━━━ DATA

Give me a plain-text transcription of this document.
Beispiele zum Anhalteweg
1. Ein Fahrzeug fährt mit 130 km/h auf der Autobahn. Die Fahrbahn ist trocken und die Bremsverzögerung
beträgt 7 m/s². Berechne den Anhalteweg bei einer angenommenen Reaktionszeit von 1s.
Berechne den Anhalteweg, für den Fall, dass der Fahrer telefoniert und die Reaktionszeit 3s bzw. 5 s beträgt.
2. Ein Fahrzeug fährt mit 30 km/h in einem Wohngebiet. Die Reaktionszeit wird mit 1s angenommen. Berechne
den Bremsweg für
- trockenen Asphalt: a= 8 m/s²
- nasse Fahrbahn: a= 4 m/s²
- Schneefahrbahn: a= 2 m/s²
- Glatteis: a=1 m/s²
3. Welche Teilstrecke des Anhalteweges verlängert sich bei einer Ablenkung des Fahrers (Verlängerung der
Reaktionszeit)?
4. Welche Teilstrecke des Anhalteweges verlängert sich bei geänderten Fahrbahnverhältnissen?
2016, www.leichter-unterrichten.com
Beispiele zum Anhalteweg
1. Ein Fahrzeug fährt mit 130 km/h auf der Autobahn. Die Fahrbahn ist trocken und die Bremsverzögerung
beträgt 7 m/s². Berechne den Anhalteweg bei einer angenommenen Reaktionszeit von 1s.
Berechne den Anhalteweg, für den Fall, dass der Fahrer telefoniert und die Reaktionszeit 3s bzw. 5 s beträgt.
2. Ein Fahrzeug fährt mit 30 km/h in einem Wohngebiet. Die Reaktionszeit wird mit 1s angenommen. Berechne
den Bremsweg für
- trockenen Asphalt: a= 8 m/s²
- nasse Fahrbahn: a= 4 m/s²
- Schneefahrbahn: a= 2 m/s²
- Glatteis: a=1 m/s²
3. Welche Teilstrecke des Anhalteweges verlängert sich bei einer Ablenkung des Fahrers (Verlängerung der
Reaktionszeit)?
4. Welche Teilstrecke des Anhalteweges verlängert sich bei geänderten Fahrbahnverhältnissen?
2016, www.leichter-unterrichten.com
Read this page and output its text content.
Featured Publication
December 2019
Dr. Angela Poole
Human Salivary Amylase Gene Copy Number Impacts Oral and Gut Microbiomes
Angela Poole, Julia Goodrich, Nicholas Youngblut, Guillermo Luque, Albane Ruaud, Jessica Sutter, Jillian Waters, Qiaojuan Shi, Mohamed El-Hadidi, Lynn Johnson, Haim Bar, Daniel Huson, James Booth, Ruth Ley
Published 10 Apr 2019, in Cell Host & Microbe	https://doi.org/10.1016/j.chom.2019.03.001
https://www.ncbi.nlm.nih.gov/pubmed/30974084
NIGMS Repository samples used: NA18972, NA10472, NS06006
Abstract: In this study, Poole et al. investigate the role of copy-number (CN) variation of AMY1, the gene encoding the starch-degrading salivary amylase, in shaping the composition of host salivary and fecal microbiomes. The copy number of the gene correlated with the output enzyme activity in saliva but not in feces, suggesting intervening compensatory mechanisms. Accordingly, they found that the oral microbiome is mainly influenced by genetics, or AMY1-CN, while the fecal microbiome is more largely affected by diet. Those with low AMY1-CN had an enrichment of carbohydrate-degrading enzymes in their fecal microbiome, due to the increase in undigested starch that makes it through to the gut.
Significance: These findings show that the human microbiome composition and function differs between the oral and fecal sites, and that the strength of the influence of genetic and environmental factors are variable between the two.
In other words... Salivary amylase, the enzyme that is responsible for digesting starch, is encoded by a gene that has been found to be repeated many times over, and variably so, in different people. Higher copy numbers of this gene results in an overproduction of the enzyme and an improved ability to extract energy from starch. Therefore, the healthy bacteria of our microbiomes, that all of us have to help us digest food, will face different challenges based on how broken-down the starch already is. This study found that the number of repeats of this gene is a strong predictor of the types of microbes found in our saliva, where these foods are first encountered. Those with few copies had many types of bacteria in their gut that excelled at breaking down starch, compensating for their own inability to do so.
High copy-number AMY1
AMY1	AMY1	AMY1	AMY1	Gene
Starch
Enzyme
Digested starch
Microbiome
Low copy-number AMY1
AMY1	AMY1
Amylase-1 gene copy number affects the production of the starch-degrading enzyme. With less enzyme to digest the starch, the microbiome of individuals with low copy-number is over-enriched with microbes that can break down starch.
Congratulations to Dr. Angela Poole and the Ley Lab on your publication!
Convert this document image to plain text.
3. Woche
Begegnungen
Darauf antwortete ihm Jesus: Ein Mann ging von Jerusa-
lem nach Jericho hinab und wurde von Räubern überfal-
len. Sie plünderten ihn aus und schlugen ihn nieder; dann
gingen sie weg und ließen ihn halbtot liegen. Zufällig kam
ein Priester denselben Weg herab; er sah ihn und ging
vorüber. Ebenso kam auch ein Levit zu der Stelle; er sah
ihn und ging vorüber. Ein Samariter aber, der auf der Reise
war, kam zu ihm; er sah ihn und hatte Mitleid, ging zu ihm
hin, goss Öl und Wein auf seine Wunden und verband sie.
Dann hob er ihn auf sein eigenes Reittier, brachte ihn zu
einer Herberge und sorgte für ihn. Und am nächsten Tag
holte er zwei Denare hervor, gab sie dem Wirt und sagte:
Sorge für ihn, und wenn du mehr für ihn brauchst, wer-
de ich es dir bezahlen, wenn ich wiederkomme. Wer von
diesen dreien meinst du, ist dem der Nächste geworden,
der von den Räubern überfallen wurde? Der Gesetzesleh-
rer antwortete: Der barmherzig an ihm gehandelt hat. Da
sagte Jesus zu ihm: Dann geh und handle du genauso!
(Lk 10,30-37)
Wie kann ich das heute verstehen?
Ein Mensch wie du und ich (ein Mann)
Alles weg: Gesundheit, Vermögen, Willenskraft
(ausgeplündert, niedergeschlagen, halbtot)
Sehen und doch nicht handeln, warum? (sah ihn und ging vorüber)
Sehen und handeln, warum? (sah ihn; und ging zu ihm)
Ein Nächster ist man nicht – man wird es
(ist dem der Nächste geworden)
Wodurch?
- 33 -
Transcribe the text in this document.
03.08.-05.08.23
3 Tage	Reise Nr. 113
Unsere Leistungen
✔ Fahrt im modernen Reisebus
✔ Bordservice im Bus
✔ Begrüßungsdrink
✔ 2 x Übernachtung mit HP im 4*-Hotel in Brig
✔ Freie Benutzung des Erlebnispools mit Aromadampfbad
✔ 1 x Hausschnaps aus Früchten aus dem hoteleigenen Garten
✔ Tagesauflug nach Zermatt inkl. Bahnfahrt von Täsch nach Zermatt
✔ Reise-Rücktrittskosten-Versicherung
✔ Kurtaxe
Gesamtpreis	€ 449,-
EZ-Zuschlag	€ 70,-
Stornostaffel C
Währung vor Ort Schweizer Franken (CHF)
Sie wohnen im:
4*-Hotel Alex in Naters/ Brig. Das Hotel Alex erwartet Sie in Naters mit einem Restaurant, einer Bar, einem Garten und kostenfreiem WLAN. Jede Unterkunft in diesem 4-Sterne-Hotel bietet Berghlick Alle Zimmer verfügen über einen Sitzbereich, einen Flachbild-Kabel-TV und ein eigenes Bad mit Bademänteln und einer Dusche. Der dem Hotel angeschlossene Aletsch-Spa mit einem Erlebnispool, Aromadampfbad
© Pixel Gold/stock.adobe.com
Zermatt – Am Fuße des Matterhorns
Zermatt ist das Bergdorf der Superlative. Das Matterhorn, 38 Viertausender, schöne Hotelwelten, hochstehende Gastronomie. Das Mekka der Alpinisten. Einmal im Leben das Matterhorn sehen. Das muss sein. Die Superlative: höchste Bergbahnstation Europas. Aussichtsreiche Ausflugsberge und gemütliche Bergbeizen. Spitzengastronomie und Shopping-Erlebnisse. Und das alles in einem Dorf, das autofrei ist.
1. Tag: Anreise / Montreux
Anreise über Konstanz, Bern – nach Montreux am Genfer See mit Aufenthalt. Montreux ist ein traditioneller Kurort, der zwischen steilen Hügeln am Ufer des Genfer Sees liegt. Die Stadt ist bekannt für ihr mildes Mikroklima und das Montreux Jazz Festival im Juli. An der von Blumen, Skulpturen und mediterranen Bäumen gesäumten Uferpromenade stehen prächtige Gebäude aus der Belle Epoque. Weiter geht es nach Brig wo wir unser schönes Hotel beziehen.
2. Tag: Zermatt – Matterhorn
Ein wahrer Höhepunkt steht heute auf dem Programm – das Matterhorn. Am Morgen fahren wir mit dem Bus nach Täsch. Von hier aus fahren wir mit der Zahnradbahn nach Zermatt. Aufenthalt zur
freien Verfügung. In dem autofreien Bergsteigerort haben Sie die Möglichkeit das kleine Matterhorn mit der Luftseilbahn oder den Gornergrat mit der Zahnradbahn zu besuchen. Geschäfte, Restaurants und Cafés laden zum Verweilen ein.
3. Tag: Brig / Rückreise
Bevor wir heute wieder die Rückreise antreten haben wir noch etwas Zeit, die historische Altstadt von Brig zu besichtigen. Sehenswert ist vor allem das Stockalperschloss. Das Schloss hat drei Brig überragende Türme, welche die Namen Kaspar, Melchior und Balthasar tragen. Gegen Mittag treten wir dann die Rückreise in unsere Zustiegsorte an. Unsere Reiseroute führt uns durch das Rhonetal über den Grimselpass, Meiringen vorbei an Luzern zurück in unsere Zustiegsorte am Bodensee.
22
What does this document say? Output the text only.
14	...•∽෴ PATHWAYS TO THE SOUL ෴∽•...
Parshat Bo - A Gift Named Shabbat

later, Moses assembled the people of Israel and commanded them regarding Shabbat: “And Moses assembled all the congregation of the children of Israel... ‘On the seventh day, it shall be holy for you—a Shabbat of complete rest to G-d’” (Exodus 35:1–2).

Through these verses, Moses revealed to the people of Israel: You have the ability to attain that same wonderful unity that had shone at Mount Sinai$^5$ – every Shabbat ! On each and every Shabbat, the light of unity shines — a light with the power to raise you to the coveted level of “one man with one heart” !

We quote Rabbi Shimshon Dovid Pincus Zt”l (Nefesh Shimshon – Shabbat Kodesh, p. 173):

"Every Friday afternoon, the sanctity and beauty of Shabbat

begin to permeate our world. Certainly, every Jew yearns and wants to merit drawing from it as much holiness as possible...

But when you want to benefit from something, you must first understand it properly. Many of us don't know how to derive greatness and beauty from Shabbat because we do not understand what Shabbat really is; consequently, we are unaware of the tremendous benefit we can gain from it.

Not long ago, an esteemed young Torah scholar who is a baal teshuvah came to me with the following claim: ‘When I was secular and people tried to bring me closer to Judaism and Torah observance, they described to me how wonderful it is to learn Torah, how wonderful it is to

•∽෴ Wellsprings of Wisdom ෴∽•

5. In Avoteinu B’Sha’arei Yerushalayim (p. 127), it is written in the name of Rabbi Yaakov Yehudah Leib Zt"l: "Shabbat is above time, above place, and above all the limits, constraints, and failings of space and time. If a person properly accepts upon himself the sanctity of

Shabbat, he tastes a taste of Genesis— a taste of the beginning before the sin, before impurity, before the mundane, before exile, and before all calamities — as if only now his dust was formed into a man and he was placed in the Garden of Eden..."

━━━━━━

_WHAT TO PRODUCE_. For the lines from the one containing "What does this" through the end of the listing above, output each exactly and leave out the rest.

_ANSWER AREA_.
What does this document say? Output the text only.
14	...•∽෴ PATHWAYS TO THE SOUL ෴∽•...
Parshat Bo - A Gift Named Shabbat

later, Moses assembled the people of Israel and commanded them regarding Shabbat: “And Moses assembled all the congregation of the children of Israel... ‘On the seventh day, it shall be holy for you—a Shabbat of complete rest to G-d’” (Exodus 35:1–2).

Through these verses, Moses revealed to the people of Israel: You have the ability to attain that same wonderful unity that had shone at Mount Sinai$^5$ – every Shabbat ! On each and every Shabbat, the light of unity shines — a light with the power to raise you to the coveted level of “one man with one heart” !

We quote Rabbi Shimshon Dovid Pincus Zt”l (Nefesh Shimshon – Shabbat Kodesh, p. 173):

"Every Friday afternoon, the sanctity and beauty of Shabbat

begin to permeate our world. Certainly, every Jew yearns and wants to merit drawing from it as much holiness as possible...

But when you want to benefit from something, you must first understand it properly. Many of us don't know how to derive greatness and beauty from Shabbat because we do not understand what Shabbat really is; consequently, we are unaware of the tremendous benefit we can gain from it.

Not long ago, an esteemed young Torah scholar who is a baal teshuvah came to me with the following claim: ‘When I was secular and people tried to bring me closer to Judaism and Torah observance, they described to me how wonderful it is to learn Torah, how wonderful it is to

•∽෴ Wellsprings of Wisdom ෴∽•

5. In Avoteinu B’Sha’arei Yerushalayim (p. 127), it is written in the name of Rabbi Yaakov Yehudah Leib Zt"l: "Shabbat is above time, above place, and above all the limits, constraints, and failings of space and time. If a person properly accepts upon himself the sanctity of

Shabbat, he tastes a taste of Genesis— a taste of the beginning before the sin, before impurity, before the mundane, before exile, and before all calamities — as if only now his dust was formed into a man and he was placed in the Garden of Eden..."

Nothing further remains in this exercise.